◆ **Data excerpts**:
________________________

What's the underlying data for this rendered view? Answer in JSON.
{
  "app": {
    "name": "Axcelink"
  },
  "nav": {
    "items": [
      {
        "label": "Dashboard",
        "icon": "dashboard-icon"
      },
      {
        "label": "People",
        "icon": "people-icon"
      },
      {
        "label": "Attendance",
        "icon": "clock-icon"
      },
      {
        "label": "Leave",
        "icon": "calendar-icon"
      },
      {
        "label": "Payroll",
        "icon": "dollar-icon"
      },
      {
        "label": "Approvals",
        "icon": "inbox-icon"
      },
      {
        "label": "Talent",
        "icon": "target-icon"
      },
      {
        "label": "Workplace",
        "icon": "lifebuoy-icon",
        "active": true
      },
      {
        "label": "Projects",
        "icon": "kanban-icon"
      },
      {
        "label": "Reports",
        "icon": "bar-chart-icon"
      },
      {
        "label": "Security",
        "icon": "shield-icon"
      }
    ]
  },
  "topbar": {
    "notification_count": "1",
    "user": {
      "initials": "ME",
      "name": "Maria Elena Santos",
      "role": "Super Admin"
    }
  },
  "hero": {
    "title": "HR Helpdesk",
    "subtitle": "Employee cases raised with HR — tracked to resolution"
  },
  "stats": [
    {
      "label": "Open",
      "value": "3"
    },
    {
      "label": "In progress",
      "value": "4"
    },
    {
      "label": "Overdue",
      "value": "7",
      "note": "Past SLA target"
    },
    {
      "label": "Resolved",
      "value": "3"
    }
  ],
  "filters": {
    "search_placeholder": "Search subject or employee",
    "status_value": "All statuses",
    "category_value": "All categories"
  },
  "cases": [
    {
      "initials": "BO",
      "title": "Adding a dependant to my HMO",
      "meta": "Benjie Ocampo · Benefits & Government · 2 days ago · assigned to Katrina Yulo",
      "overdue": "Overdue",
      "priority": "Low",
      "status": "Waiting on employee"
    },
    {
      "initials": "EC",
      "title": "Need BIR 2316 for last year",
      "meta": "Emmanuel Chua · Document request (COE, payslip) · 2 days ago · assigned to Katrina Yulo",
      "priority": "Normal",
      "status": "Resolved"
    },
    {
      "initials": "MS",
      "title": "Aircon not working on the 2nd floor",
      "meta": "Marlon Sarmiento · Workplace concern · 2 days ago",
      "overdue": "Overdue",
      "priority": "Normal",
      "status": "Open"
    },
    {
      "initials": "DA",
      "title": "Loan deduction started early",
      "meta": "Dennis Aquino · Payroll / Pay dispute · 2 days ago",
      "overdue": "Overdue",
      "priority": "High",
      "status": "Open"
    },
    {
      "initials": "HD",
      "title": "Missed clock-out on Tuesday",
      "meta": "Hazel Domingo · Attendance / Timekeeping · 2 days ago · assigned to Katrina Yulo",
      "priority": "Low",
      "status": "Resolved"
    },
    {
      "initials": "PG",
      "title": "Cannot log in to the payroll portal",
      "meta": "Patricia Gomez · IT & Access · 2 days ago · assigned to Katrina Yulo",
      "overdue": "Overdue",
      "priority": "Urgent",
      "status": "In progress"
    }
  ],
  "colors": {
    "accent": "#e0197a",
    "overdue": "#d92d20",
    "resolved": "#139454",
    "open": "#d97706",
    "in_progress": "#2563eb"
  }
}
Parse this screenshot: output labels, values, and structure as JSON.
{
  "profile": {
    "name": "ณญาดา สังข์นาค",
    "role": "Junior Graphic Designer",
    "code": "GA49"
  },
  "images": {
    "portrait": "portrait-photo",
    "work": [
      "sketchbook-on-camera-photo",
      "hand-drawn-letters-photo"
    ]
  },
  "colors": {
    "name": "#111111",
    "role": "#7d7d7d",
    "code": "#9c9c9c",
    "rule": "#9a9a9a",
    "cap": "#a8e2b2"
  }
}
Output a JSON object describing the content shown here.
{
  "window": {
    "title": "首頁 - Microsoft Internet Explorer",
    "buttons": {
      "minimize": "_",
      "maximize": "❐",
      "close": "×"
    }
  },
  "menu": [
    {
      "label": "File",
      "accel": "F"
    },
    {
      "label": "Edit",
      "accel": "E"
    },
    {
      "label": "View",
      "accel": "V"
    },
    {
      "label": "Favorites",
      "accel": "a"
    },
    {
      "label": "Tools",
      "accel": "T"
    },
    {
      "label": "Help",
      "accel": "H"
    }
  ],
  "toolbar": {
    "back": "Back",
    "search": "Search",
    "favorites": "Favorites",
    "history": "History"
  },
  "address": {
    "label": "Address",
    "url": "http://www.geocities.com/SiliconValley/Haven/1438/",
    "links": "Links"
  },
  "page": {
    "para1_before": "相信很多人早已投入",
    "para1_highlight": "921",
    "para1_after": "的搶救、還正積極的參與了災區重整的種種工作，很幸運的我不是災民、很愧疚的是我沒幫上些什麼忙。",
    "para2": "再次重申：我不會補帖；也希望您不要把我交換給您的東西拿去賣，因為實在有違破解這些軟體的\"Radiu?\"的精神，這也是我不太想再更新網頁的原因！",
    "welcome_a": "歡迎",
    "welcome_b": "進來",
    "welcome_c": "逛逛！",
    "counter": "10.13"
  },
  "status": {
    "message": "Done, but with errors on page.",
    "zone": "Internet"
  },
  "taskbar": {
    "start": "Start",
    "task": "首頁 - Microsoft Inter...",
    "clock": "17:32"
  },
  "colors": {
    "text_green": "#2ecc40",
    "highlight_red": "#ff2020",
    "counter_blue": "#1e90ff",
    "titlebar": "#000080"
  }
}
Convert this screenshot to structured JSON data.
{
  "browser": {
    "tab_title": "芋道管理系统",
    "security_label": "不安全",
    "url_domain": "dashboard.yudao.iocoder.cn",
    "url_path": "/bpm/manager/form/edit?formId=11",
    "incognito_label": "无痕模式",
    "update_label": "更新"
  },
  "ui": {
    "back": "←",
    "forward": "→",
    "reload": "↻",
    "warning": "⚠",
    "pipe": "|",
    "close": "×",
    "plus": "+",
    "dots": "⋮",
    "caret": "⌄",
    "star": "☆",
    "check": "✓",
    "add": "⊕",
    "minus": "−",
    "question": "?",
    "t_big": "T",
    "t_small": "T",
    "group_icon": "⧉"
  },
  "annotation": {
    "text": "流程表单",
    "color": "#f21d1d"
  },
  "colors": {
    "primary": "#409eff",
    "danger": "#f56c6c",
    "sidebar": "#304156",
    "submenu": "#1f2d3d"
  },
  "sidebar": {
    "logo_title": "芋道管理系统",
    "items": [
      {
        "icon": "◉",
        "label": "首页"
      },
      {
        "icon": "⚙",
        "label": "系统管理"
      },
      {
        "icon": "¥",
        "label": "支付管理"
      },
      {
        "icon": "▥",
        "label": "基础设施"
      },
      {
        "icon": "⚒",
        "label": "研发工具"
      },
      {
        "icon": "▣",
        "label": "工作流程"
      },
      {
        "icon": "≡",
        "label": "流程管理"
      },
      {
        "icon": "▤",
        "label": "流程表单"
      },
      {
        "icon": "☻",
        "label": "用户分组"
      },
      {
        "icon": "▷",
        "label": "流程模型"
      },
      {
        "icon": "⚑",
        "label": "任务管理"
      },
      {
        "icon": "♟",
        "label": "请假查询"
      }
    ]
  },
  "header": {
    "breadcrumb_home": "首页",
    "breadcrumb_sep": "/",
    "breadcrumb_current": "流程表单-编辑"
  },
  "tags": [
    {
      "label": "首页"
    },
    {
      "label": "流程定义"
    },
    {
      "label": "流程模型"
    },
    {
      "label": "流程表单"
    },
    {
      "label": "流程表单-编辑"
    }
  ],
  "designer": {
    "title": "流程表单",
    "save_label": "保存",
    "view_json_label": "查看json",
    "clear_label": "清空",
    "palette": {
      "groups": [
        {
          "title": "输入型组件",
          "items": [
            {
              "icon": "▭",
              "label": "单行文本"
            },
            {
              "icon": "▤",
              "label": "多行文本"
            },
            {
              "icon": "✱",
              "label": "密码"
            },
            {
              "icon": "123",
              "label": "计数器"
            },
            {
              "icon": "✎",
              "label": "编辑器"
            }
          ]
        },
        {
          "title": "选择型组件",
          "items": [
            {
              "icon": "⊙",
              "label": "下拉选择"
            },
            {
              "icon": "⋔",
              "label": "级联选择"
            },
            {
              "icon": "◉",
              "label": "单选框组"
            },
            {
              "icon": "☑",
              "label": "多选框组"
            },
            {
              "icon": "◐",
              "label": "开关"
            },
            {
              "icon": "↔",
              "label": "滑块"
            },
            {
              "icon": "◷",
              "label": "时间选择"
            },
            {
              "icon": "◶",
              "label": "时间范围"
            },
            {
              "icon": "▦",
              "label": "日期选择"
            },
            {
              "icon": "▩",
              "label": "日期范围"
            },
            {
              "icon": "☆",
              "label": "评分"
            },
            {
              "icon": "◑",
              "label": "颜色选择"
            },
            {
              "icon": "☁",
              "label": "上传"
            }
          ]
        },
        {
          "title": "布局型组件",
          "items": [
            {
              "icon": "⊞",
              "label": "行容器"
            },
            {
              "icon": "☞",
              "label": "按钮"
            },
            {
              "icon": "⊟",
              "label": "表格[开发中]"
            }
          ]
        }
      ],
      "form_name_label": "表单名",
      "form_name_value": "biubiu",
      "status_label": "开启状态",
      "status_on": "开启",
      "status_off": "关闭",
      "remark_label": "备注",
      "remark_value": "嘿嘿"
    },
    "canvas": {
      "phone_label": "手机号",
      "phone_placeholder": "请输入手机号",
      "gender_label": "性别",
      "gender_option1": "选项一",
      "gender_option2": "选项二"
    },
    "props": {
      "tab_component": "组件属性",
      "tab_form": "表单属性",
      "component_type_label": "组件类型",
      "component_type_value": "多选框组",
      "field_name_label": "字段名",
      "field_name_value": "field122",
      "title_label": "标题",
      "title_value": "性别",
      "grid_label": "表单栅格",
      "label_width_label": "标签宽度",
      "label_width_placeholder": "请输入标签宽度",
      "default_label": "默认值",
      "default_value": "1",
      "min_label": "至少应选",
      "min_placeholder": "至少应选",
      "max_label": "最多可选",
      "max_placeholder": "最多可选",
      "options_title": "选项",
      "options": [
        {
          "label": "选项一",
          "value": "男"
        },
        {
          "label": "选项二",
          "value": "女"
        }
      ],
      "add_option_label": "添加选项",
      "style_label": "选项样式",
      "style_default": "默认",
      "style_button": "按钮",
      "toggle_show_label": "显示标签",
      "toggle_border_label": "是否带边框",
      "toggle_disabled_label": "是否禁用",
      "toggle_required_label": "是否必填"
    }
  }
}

________________________

◆ **YOUR INSTRUCTIONS**:
Locate all lines that include the word "target" and copy them out.

◆ **ANSWER**:
        "icon": "target-icon"
      "note": "Past SLA target"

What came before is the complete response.